**Texto aportado:**
################

La noche de la música / Tomás Hernández

El pasado 6 de diciembre el alcalde de Almuñécar-La Herradura, Juan José Ruíz Joya, hizo entrega del III Premio de Poesía Paulino Álvarez. Presentó el acto con sencillez y eficacia la periodista Verónica Callejón. Hubo, cómo no, un recuerdo a nuestro entrañable paisano y añorado Paulino Álvarez con unas palabras de Reinaldo Jiménez, que tan amigo suyo fue y tanto lo quiso. Contaba Reinaldo que cuando él salía cada mañana a su trabajo, se encontraba el saludo de Paulino al otro lado de la Rambla y cómo esa imagen todavía le acompaña. Leyó también un texto sobre la memoria de Paulino enviado por su paisana y amiga de Vilardevós Clara Álvarez Alonso, profesora de la Universidad Autónoma de Madrid.
Anunció también el alcalde la propuesta de hermanamiento con el pueblo de Vilardevós y la subida importante de dotación del premio, que pasa de los mil quinientos euros de ahora a dos mil quinientos. Este aumento convierte el Premio de Poesía Paulino Álvarez en uno de los mejor dotados a un solo poema y contribuirá a ofrecer La Herradura no sólo como un lugar de sol y playa, sino también como un encuentro de poesía y cultura.

################

**Información aportada:**
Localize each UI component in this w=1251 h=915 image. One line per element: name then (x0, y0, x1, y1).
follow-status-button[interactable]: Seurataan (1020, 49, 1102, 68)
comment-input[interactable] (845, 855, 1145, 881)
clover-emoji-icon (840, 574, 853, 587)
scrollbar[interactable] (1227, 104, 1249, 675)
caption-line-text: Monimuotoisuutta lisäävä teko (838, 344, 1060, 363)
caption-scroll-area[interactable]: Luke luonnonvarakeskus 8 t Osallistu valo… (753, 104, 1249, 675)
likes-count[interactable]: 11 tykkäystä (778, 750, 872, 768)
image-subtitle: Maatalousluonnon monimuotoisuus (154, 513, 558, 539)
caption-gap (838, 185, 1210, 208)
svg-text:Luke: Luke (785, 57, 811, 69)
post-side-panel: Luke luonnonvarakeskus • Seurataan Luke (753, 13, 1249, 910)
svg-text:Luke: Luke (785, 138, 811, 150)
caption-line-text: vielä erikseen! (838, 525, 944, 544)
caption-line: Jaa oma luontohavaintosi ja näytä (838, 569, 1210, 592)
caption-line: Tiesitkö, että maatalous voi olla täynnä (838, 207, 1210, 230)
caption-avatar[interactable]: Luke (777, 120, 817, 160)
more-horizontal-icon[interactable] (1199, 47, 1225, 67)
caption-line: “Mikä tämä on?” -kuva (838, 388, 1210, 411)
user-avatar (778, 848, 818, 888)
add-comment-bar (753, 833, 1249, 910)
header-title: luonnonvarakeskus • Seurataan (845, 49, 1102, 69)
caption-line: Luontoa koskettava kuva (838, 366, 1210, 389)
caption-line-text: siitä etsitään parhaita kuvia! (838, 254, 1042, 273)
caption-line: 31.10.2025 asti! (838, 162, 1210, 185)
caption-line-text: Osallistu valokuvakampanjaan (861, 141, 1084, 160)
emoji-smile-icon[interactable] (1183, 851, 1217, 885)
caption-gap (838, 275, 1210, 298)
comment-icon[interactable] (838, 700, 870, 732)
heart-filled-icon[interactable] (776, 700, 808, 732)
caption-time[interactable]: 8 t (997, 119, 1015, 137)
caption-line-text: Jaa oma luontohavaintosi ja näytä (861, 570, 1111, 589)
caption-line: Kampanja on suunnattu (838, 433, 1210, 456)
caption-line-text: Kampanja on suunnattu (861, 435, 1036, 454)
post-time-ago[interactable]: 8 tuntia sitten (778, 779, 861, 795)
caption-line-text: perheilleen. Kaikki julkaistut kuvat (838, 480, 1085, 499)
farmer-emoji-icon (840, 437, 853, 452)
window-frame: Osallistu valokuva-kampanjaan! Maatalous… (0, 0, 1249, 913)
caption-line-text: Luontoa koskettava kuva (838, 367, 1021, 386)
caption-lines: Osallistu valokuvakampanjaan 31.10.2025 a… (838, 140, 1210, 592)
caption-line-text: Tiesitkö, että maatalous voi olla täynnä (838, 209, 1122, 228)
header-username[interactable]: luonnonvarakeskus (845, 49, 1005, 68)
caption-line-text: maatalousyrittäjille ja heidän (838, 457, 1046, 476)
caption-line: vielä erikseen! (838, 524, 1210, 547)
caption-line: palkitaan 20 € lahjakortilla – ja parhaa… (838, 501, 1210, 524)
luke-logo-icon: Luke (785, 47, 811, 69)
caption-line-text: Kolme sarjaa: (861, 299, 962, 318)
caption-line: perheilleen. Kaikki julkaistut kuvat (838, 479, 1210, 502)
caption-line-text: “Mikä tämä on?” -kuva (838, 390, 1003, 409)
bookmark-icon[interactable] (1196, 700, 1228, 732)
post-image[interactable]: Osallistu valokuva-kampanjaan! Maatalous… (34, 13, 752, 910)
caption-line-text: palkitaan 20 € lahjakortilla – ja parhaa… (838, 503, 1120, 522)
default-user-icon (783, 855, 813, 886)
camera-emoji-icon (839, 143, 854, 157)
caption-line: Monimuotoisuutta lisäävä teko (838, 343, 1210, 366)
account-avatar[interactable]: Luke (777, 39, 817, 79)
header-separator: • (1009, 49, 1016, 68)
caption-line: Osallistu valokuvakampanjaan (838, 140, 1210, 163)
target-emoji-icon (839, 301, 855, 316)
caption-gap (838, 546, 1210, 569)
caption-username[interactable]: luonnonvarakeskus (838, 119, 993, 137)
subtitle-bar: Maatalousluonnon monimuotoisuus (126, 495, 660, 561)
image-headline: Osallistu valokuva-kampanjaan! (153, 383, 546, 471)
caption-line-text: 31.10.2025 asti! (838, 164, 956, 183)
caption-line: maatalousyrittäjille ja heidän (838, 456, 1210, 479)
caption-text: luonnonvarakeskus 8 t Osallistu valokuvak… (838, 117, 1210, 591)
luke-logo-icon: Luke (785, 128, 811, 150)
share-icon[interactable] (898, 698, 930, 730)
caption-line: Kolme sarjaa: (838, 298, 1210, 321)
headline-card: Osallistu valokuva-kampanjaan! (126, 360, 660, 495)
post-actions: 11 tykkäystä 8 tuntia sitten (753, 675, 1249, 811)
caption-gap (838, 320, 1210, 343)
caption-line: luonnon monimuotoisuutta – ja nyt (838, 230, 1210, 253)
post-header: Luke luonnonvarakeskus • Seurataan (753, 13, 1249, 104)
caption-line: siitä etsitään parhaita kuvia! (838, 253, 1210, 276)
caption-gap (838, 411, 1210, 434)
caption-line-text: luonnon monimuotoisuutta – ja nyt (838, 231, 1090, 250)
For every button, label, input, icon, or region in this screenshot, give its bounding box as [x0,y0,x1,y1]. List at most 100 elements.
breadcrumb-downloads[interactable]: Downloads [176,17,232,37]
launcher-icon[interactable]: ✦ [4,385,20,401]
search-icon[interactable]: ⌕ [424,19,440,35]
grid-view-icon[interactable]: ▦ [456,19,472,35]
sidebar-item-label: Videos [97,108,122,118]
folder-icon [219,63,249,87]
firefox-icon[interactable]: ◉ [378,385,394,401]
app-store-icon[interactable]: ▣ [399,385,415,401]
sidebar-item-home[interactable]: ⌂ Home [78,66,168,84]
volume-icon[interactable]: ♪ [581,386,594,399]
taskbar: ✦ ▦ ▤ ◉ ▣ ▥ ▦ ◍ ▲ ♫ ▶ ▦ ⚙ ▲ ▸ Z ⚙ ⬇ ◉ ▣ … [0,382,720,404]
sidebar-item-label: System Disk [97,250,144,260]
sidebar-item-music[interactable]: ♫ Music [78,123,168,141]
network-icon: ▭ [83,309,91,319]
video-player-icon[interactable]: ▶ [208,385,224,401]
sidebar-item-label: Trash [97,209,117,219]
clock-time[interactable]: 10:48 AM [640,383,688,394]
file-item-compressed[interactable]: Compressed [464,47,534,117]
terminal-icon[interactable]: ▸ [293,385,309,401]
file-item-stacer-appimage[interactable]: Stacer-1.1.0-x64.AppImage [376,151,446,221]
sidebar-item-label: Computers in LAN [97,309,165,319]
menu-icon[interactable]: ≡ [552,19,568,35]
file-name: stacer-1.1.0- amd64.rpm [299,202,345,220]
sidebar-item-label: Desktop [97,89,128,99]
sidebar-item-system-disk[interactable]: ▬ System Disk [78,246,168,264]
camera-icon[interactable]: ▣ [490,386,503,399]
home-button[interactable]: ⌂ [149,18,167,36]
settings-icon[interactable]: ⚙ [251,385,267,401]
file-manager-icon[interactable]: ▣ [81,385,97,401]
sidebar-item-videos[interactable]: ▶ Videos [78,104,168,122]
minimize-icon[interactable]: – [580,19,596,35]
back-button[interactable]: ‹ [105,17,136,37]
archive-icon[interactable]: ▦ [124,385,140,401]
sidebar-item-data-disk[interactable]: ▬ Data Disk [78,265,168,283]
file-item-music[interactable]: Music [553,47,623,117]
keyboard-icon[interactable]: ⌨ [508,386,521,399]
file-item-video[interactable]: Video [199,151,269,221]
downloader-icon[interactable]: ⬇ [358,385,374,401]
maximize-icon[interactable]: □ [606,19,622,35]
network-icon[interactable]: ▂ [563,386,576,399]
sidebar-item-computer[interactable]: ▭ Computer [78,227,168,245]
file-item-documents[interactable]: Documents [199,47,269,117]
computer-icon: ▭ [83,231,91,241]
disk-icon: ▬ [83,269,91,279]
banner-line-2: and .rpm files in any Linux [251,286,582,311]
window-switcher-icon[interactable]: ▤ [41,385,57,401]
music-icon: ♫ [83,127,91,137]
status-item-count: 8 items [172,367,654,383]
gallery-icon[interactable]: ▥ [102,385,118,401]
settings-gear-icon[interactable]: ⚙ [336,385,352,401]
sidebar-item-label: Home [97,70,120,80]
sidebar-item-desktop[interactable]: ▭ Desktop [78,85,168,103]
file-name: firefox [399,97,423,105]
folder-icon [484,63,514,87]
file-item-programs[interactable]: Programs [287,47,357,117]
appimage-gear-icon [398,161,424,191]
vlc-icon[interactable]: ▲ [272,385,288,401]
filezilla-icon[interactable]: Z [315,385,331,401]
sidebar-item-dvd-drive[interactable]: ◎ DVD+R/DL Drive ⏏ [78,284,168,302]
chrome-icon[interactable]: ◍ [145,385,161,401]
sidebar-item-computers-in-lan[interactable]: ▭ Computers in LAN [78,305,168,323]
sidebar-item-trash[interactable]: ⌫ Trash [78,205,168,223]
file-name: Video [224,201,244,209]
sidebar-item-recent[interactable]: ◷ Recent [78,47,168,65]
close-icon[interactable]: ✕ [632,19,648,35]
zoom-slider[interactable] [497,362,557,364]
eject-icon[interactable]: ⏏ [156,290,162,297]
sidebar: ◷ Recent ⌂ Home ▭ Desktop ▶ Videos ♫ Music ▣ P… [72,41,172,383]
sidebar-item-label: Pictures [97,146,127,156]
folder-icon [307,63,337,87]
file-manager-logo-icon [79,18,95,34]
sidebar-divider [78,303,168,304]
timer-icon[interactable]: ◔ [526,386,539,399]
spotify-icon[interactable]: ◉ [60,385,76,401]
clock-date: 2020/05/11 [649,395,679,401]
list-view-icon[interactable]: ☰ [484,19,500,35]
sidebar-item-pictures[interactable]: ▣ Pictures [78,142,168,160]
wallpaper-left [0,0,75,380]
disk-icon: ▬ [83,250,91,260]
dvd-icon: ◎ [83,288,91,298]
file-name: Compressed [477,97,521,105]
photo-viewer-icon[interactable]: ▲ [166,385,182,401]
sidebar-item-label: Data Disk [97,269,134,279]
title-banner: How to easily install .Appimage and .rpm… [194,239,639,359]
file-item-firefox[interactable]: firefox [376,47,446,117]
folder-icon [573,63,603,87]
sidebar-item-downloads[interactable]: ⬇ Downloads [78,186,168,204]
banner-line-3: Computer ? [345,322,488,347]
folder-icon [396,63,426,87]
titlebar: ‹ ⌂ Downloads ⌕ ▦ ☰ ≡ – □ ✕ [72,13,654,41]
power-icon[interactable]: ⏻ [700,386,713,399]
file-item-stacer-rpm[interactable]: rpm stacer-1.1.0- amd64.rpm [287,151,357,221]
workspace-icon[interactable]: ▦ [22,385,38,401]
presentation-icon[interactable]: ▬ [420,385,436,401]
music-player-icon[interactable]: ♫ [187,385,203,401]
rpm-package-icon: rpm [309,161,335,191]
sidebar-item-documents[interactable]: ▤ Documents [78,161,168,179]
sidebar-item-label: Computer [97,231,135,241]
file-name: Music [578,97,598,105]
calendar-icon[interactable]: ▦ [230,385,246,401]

################

**Qué entregar:** Reproduce sin cambios todo lo que va en el texto aportado desde "Anunció también el" hasta "poesía y cultura.".

**Respuesta final:**
Anunció también el alcalde la propuesta de hermanamiento con el pueblo de Vilardevós y la subida importante de dotación del premio, que pasa de los mil quinientos euros de ahora a dos mil quinientos. Este aumento convierte el Premio de Poesía Paulino Álvarez en uno de los mejor dotados a un solo poema y contribuirá a ofrecer La Herradura no sólo como un lugar de sol y playa, sino también como un encuentro de poesía y cultura.